**DATA LINES:**
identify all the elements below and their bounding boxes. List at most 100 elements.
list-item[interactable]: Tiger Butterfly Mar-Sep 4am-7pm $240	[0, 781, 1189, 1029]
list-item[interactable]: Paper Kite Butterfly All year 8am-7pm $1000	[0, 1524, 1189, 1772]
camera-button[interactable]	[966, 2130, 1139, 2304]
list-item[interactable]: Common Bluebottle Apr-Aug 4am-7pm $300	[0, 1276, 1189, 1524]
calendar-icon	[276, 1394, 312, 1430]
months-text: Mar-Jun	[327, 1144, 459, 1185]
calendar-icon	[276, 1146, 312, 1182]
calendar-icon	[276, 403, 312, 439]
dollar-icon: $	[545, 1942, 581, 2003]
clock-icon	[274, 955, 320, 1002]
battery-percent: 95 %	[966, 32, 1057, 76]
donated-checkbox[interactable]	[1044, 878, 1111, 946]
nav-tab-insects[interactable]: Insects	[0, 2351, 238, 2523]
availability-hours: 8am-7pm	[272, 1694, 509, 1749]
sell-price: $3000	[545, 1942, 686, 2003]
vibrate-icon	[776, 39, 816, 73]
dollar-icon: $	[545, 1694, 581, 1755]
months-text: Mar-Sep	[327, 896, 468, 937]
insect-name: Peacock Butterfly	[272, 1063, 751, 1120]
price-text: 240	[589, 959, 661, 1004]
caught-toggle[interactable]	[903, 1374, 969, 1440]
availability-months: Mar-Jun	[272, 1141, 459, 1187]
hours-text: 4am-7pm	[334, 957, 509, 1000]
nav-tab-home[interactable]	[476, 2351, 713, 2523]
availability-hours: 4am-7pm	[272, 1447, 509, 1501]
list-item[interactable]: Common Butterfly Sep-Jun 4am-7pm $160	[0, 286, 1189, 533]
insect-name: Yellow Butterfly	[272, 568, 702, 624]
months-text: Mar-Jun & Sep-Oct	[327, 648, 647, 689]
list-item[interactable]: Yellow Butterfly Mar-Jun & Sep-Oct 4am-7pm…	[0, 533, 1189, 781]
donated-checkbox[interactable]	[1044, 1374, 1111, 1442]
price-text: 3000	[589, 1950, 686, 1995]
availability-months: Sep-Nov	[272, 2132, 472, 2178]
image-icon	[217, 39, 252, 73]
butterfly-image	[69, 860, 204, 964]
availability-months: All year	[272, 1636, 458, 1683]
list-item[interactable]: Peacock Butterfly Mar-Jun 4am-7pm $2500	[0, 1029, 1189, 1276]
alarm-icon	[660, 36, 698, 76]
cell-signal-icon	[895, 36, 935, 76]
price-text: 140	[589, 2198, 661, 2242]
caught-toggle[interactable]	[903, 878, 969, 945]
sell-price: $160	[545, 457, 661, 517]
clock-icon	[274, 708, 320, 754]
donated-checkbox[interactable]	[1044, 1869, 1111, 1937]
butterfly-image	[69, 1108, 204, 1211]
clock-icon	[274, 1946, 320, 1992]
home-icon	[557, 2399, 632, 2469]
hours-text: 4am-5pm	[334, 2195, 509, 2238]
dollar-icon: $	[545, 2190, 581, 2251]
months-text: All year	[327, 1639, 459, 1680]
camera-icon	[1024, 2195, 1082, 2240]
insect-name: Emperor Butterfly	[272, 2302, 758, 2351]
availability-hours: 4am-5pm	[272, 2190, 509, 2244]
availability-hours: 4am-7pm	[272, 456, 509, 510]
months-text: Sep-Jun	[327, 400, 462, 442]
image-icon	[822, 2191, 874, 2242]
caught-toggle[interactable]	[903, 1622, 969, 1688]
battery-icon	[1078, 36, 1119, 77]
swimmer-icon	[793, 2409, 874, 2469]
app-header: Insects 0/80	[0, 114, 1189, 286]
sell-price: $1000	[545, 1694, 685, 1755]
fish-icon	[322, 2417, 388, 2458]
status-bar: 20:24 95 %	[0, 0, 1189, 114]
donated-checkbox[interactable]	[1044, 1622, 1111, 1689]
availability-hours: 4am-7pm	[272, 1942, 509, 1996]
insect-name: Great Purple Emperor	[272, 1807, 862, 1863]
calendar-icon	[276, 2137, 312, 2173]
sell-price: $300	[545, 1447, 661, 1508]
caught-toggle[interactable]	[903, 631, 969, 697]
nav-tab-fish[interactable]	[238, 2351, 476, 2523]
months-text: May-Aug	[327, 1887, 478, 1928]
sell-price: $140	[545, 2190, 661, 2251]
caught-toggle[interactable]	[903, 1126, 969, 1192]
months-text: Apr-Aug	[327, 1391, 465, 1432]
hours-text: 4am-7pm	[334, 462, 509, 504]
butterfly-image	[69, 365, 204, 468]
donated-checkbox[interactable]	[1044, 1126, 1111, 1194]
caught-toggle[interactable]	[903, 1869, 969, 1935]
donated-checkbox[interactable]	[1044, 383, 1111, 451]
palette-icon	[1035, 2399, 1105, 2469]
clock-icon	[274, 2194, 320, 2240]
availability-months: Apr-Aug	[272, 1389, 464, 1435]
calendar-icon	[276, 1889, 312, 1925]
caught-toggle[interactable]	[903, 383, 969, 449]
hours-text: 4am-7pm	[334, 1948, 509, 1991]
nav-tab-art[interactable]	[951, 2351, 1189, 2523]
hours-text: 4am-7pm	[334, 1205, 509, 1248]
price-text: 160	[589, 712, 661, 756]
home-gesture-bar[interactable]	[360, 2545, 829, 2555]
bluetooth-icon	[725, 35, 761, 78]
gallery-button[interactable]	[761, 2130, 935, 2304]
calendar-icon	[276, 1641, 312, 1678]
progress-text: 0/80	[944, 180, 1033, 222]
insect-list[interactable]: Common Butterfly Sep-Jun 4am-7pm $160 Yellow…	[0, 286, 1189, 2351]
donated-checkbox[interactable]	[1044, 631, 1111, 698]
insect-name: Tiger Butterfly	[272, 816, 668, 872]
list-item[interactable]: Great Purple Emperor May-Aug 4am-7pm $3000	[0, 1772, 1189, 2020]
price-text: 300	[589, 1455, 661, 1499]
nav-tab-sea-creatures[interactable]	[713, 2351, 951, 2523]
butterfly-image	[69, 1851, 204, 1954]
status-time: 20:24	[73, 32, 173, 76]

**INSTRUCTIONS FOR THE TASK:** Reproduce the records above line for line, without changing anything.

**SOLUTION TO THE EXERCISE:**
identify all the elements below and their bounding boxes. List at most 100 elements.
list-item[interactable]: Tiger Butterfly Mar-Sep 4am-7pm $240	[0, 781, 1189, 1029]
list-item[interactable]: Paper Kite Butterfly All year 8am-7pm $1000	[0, 1524, 1189, 1772]
camera-button[interactable]	[966, 2130, 1139, 2304]
list-item[interactable]: Common Bluebottle Apr-Aug 4am-7pm $300	[0, 1276, 1189, 1524]
calendar-icon	[276, 1394, 312, 1430]
months-text: Mar-Jun	[327, 1144, 459, 1185]
calendar-icon	[276, 1146, 312, 1182]
calendar-icon	[276, 403, 312, 439]
dollar-icon: $	[545, 1942, 581, 2003]
clock-icon	[274, 955, 320, 1002]
battery-percent: 95 %	[966, 32, 1057, 76]
donated-checkbox[interactable]	[1044, 878, 1111, 946]
nav-tab-insects[interactable]: Insects	[0, 2351, 238, 2523]
availability-hours: 8am-7pm	[272, 1694, 509, 1749]
sell-price: $3000	[545, 1942, 686, 2003]
vibrate-icon	[776, 39, 816, 73]
dollar-icon: $	[545, 1694, 581, 1755]
months-text: Mar-Sep	[327, 896, 468, 937]
insect-name: Peacock Butterfly	[272, 1063, 751, 1120]
price-text: 240	[589, 959, 661, 1004]
caught-toggle[interactable]	[903, 1374, 969, 1440]
availability-months: Mar-Jun	[272, 1141, 459, 1187]
hours-text: 4am-7pm	[334, 957, 509, 1000]
nav-tab-home[interactable]	[476, 2351, 713, 2523]
availability-hours: 4am-7pm	[272, 1447, 509, 1501]
list-item[interactable]: Common Butterfly Sep-Jun 4am-7pm $160	[0, 286, 1189, 533]
insect-name: Yellow Butterfly	[272, 568, 702, 624]
months-text: Mar-Jun & Sep-Oct	[327, 648, 647, 689]
list-item[interactable]: Yellow Butterfly Mar-Jun & Sep-Oct 4am-7pm…	[0, 533, 1189, 781]
donated-checkbox[interactable]	[1044, 1374, 1111, 1442]
price-text: 3000	[589, 1950, 686, 1995]
availability-months: Sep-Nov	[272, 2132, 472, 2178]
image-icon	[217, 39, 252, 73]
butterfly-image	[69, 860, 204, 964]
availability-months: All year	[272, 1636, 458, 1683]
list-item[interactable]: Peacock Butterfly Mar-Jun 4am-7pm $2500	[0, 1029, 1189, 1276]
alarm-icon	[660, 36, 698, 76]
cell-signal-icon	[895, 36, 935, 76]
price-text: 140	[589, 2198, 661, 2242]
caught-toggle[interactable]	[903, 878, 969, 945]
sell-price: $160	[545, 457, 661, 517]
clock-icon	[274, 708, 320, 754]
donated-checkbox[interactable]	[1044, 1869, 1111, 1937]
butterfly-image	[69, 1108, 204, 1211]
clock-icon	[274, 1946, 320, 1992]
home-icon	[557, 2399, 632, 2469]
hours-text: 4am-5pm	[334, 2195, 509, 2238]
dollar-icon: $	[545, 2190, 581, 2251]
months-text: All year	[327, 1639, 459, 1680]
camera-icon	[1024, 2195, 1082, 2240]
insect-name: Emperor Butterfly	[272, 2302, 758, 2351]
availability-hours: 4am-5pm	[272, 2190, 509, 2244]
availability-hours: 4am-7pm	[272, 456, 509, 510]
months-text: Sep-Jun	[327, 400, 462, 442]
image-icon	[822, 2191, 874, 2242]
caught-toggle[interactable]	[903, 1622, 969, 1688]
battery-icon	[1078, 36, 1119, 77]
swimmer-icon	[793, 2409, 874, 2469]
app-header: Insects 0/80	[0, 114, 1189, 286]
sell-price: $1000	[545, 1694, 685, 1755]
fish-icon	[322, 2417, 388, 2458]
status-bar: 20:24 95 %	[0, 0, 1189, 114]
donated-checkbox[interactable]	[1044, 1622, 1111, 1689]
availability-hours: 4am-7pm	[272, 1942, 509, 1996]
insect-name: Great Purple Emperor	[272, 1807, 862, 1863]
calendar-icon	[276, 2137, 312, 2173]
sell-price: $300	[545, 1447, 661, 1508]
caught-toggle[interactable]	[903, 631, 969, 697]
nav-tab-fish[interactable]	[238, 2351, 476, 2523]
months-text: May-Aug	[327, 1887, 478, 1928]
sell-price: $140	[545, 2190, 661, 2251]
caught-toggle[interactable]	[903, 1126, 969, 1192]
months-text: Apr-Aug	[327, 1391, 465, 1432]
hours-text: 4am-7pm	[334, 462, 509, 504]
butterfly-image	[69, 365, 204, 468]
donated-checkbox[interactable]	[1044, 1126, 1111, 1194]
caught-toggle[interactable]	[903, 1869, 969, 1935]
donated-checkbox[interactable]	[1044, 383, 1111, 451]
palette-icon	[1035, 2399, 1105, 2469]
clock-icon	[274, 2194, 320, 2240]
availability-months: Apr-Aug	[272, 1389, 464, 1435]
calendar-icon	[276, 1889, 312, 1925]
caught-toggle[interactable]	[903, 383, 969, 449]
hours-text: 4am-7pm	[334, 1948, 509, 1991]
nav-tab-art[interactable]	[951, 2351, 1189, 2523]
hours-text: 4am-7pm	[334, 1205, 509, 1248]
price-text: 160	[589, 712, 661, 756]
home-gesture-bar[interactable]	[360, 2545, 829, 2555]
bluetooth-icon	[725, 35, 761, 78]
gallery-button[interactable]	[761, 2130, 935, 2304]
calendar-icon	[276, 1641, 312, 1678]
progress-text: 0/80	[944, 180, 1033, 222]
insect-list[interactable]: Common Butterfly Sep-Jun 4am-7pm $160 Yellow…	[0, 286, 1189, 2351]
donated-checkbox[interactable]	[1044, 631, 1111, 698]
insect-name: Tiger Butterfly	[272, 816, 668, 872]
list-item[interactable]: Great Purple Emperor May-Aug 4am-7pm $3000	[0, 1772, 1189, 2020]
price-text: 300	[589, 1455, 661, 1499]
nav-tab-sea-creatures[interactable]	[713, 2351, 951, 2523]
butterfly-image	[69, 1851, 204, 1954]
status-time: 20:24	[73, 32, 173, 76]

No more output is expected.